Task material -
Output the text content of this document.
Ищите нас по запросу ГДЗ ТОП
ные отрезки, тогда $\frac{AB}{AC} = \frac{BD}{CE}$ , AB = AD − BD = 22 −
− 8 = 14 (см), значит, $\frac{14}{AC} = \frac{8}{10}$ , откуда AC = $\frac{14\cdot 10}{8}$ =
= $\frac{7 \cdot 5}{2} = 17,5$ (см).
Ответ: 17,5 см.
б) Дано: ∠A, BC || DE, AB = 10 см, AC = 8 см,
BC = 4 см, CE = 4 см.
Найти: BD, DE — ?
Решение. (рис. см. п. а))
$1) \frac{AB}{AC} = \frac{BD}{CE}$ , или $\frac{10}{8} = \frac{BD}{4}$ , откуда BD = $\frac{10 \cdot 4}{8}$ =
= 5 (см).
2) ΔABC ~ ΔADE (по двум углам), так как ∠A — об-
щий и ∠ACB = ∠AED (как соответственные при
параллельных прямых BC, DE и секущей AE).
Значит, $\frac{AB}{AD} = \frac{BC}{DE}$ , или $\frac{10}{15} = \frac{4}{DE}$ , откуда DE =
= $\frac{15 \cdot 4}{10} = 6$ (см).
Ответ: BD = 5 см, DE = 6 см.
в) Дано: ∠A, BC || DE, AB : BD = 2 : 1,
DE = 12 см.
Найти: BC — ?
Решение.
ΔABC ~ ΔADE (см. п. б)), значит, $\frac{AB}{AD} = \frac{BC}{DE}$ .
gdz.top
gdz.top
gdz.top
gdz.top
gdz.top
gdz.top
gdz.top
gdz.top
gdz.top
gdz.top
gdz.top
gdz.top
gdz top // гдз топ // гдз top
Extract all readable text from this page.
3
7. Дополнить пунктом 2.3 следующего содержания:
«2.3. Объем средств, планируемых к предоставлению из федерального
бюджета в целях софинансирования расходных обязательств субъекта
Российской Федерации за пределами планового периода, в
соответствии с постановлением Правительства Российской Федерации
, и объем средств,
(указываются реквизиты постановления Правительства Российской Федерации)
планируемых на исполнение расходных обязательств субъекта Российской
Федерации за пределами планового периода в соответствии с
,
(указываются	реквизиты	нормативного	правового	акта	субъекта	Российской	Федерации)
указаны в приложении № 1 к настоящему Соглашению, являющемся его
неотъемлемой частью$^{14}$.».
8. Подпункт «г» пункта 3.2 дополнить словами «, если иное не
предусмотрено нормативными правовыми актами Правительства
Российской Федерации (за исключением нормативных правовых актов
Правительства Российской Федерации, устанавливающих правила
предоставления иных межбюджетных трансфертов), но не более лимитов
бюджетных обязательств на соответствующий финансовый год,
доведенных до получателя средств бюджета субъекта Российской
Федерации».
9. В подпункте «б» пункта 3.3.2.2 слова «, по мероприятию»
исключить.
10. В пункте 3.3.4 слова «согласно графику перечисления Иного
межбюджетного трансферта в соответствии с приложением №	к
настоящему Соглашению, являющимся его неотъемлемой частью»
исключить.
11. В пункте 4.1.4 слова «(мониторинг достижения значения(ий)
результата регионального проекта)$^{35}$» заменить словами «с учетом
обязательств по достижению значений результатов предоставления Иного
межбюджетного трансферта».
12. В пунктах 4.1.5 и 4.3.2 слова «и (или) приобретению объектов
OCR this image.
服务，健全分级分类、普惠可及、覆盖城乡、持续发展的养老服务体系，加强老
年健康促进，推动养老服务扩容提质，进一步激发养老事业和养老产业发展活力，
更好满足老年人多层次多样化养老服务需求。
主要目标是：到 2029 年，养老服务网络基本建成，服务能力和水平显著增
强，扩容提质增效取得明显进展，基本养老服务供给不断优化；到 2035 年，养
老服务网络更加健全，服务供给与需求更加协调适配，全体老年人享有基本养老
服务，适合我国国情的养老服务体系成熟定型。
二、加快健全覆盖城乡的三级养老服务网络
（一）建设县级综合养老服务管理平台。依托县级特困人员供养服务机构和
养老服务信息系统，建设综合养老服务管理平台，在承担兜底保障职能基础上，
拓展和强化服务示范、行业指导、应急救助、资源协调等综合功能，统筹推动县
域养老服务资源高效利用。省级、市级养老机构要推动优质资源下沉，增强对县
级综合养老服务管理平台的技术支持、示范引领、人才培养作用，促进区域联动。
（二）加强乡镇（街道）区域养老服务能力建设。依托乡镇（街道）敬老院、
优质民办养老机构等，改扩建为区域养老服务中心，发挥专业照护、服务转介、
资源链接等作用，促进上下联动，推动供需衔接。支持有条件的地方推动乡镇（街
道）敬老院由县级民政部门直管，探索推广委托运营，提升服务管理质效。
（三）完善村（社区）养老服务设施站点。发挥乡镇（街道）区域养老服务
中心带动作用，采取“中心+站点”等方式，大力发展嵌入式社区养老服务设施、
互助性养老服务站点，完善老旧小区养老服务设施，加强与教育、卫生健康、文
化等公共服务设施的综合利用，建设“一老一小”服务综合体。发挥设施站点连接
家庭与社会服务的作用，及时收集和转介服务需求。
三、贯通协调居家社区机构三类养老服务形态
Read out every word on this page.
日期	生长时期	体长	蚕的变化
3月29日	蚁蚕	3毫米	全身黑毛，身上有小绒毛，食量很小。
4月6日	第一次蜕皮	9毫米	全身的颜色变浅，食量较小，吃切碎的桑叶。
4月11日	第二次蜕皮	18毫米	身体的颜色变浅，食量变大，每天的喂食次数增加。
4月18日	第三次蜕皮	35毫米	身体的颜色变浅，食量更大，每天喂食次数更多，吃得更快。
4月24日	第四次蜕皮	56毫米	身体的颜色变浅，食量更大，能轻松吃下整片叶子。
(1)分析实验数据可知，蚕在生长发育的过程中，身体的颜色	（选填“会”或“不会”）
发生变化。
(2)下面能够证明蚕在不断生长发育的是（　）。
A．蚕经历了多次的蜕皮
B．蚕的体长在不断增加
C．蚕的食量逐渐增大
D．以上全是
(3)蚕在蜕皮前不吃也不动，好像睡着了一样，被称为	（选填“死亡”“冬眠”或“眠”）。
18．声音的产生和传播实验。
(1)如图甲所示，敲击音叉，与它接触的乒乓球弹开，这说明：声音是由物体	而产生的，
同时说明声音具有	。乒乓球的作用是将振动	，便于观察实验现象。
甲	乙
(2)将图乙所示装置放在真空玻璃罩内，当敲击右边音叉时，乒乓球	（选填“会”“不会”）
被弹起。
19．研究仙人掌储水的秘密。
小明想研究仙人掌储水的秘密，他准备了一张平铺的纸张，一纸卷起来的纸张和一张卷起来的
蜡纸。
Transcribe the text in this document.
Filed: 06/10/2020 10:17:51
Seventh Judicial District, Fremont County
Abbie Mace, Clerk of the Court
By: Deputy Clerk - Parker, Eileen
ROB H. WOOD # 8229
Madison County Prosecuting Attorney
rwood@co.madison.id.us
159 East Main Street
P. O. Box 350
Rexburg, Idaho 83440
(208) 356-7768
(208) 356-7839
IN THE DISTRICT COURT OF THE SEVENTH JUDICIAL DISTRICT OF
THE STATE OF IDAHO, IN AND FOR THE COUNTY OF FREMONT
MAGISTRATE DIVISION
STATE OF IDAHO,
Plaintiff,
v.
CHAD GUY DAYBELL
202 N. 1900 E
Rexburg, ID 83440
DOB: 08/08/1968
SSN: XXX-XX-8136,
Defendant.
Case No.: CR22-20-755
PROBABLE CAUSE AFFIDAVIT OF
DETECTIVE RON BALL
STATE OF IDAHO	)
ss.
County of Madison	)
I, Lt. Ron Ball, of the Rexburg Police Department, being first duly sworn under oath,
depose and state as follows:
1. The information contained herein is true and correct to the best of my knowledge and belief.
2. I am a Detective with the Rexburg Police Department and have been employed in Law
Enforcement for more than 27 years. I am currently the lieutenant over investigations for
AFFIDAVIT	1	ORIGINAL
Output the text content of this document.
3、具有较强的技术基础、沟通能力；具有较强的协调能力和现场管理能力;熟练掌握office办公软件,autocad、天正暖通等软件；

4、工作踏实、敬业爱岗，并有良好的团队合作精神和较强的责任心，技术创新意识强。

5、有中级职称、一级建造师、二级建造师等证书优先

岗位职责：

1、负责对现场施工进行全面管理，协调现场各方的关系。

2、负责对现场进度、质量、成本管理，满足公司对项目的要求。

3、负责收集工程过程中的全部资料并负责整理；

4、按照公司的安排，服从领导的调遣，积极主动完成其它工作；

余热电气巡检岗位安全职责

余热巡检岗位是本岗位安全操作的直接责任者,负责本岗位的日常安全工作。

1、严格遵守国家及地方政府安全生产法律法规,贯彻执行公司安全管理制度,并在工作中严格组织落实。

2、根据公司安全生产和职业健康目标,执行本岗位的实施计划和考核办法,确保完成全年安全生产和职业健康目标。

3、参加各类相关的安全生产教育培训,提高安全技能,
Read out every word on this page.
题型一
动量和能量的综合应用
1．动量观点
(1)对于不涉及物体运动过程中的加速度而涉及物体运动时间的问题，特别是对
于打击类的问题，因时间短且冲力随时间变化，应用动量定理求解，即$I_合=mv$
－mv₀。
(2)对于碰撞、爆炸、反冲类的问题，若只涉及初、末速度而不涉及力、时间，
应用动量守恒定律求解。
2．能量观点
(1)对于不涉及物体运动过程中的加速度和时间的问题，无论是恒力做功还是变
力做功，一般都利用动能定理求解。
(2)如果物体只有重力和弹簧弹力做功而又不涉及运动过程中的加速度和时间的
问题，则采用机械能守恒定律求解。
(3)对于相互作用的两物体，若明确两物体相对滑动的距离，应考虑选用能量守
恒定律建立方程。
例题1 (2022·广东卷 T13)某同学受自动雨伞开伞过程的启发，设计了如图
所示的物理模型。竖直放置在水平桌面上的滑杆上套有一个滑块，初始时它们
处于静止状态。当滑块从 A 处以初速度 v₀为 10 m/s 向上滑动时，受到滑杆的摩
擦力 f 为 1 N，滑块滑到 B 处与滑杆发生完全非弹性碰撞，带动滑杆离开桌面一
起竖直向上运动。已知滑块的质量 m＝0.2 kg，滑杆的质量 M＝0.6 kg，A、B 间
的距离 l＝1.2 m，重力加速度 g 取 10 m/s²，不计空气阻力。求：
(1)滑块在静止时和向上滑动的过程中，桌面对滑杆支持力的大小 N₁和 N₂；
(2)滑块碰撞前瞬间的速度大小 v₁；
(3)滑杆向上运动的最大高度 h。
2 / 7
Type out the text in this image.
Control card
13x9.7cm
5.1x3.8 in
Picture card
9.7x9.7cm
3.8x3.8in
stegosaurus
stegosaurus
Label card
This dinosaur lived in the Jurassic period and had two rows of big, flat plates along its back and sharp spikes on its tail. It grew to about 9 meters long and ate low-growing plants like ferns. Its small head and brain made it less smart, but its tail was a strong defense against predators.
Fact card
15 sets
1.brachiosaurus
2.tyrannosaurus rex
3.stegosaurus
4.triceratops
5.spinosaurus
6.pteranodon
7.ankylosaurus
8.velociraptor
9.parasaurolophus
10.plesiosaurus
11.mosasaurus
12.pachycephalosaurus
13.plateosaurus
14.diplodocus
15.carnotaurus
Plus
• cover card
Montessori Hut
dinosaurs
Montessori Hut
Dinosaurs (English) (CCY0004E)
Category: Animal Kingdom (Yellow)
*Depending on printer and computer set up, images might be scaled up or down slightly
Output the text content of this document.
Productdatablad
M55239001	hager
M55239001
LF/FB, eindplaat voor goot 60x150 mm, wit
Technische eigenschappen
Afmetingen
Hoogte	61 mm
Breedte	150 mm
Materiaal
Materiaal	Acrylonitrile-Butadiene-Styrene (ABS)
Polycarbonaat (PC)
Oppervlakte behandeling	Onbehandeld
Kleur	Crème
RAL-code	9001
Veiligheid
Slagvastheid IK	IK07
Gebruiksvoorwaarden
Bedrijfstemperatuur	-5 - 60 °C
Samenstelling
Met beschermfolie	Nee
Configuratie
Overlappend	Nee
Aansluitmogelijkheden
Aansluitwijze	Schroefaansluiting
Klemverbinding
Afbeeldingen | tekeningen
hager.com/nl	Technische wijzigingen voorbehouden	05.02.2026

Given instruction - Extract all lines from the material above that include the word "настоящему".

Written solution -
указаны в приложении № 1 к настоящему Соглашению, являющемся его
настоящему Соглашению, являющимся его неотъемлемой частью»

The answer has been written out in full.